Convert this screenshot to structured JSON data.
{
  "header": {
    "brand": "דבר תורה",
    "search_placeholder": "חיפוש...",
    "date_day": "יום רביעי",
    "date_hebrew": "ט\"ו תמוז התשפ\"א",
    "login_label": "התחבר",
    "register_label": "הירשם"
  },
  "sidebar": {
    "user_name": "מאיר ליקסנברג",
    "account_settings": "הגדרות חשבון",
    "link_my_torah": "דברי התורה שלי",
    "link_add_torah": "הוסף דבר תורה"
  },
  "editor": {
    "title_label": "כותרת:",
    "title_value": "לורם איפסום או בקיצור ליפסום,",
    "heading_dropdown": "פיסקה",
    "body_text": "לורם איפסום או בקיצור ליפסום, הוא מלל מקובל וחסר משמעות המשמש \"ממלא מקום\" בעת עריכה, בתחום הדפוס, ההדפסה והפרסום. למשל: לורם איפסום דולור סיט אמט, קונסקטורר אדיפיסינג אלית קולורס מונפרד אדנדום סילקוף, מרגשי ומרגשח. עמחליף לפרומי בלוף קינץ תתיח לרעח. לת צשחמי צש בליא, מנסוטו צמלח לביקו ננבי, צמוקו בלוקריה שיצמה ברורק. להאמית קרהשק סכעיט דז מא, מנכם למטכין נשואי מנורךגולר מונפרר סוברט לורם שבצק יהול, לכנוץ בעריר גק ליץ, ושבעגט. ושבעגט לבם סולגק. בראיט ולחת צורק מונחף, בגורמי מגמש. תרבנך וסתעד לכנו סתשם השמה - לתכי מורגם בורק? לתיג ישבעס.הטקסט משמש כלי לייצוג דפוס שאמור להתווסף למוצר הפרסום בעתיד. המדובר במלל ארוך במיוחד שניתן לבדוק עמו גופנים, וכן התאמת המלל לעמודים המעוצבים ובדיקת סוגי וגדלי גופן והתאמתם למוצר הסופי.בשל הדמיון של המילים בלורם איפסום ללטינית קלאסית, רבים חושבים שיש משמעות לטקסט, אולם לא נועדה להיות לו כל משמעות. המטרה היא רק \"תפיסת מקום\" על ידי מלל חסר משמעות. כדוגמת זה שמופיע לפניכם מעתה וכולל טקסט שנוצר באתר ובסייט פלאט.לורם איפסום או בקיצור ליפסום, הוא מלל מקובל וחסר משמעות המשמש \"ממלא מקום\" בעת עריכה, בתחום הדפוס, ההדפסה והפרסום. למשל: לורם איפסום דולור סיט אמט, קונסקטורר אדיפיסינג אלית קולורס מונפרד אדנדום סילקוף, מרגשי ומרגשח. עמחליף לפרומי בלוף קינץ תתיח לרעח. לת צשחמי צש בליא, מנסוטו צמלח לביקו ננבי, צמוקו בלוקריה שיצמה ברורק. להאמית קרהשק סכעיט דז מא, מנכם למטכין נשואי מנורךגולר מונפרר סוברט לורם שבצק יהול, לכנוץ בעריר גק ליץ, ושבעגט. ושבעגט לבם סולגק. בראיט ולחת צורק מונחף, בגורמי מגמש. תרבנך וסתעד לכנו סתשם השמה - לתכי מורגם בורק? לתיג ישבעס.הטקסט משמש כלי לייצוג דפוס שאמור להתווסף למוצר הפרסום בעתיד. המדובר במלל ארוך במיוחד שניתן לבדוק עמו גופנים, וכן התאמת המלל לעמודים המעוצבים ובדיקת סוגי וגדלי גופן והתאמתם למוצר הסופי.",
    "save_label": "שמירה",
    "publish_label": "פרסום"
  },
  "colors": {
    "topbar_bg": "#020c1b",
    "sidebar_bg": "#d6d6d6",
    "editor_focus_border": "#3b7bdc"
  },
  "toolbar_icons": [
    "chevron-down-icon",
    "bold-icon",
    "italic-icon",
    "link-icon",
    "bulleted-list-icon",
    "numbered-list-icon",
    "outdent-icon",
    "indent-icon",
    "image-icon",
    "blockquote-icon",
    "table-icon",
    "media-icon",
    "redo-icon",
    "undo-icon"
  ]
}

Instruction> Filter lines by "לורם" and return each hit.

Exercise answer>
    "title_value": "לורם איפסום או בקיצור ליפסום,",
    "body_text": "לורם איפסום או בקיצור ליפסום, הוא מלל מקובל וחסר משמעות המשמש \"ממלא מקום\" בעת עריכה, בתחום הדפוס, ההדפסה והפרסום. למשל: לורם איפסום דולור סיט אמט, קונסקטורר אדיפיסינג אלית קולורס מונפרד אדנדום סילקוף, מרגשי ומרגשח. עמחליף לפרומי בלוף קינץ תתיח לרעח. לת צשחמי צש בליא, מנסוטו צמלח לביקו ננבי, צמוקו בלוקריה שיצמה ברורק. להאמית קרהשק סכעיט דז מא, מנכם למטכין נשואי מנורךגולר מונפרר סוברט לורם שבצק יהול, לכנוץ בעריר גק ליץ, ושבעגט. ושבעגט לבם סולגק. בראיט ולחת צורק מונחף, בגורמי מגמש. תרבנך וסתעד לכנו סתשם השמה - לתכי מורגם בורק? לתיג ישבעס.הטקסט משמש כלי לייצוג דפוס שאמור להתווסף למוצר הפרסום בעתיד. המדובר במלל ארוך במיוחד שניתן לבדוק עמו גופנים, וכן התאמת המלל לעמודים המעוצבים ובדיקת סוגי וגדלי גופן והתאמתם למוצר הסופי.בשל הדמיון של המילים בלורם איפסום ללטינית קלאסית, רבים חושבים שיש משמעות לטקסט, אולם לא נועדה להיות לו כל משמעות. המטרה היא רק \"תפיסת מקום\" על ידי מלל חסר משמעות. כדוגמת זה שמופיע לפניכם מעתה וכולל טקסט שנוצר באתר ובסייט פלאט.לורם איפסום או בקיצור ליפסום, הוא מלל מקובל וחסר משמעות המשמש \"ממלא מקום\" בעת עריכה, בתחום הדפוס, ההדפסה והפרסום. למשל: לורם איפסום דולור סיט אמט, קונסקטורר אדיפיסינג אלית קולורס מונפרד אדנדום סילקוף, מרגשי ומרגשח. עמחליף לפרומי בלוף קינץ תתיח לרעח. לת צשחמי צש בליא, מנסוטו צמלח לביקו ננבי, צמוקו בלוקריה שיצמה ברורק. להאמית קרהשק סכעיט דז מא, מנכם למטכין נשואי מנורךגולר מונפרר סוברט לורם שבצק יהול, לכנוץ בעריר גק ליץ, ושבעגט. ושבעגט לבם סולגק. בראיט ולחת צורק מונחף, בגורמי מגמש. תרבנך וסתעד לכנו סתשם השמה - לתכי מורגם בורק? לתיג ישבעס.הטקסט משמש כלי לייצוג דפוס שאמור להתווסף למוצר הפרסום בעתיד. המדובר במלל ארוך במיוחד שניתן לבדוק עמו גופנים, וכן התאמת המלל לעמודים המעוצבים ובדיקת סוגי וגדלי גופן והתאמתם למוצר הסופי.",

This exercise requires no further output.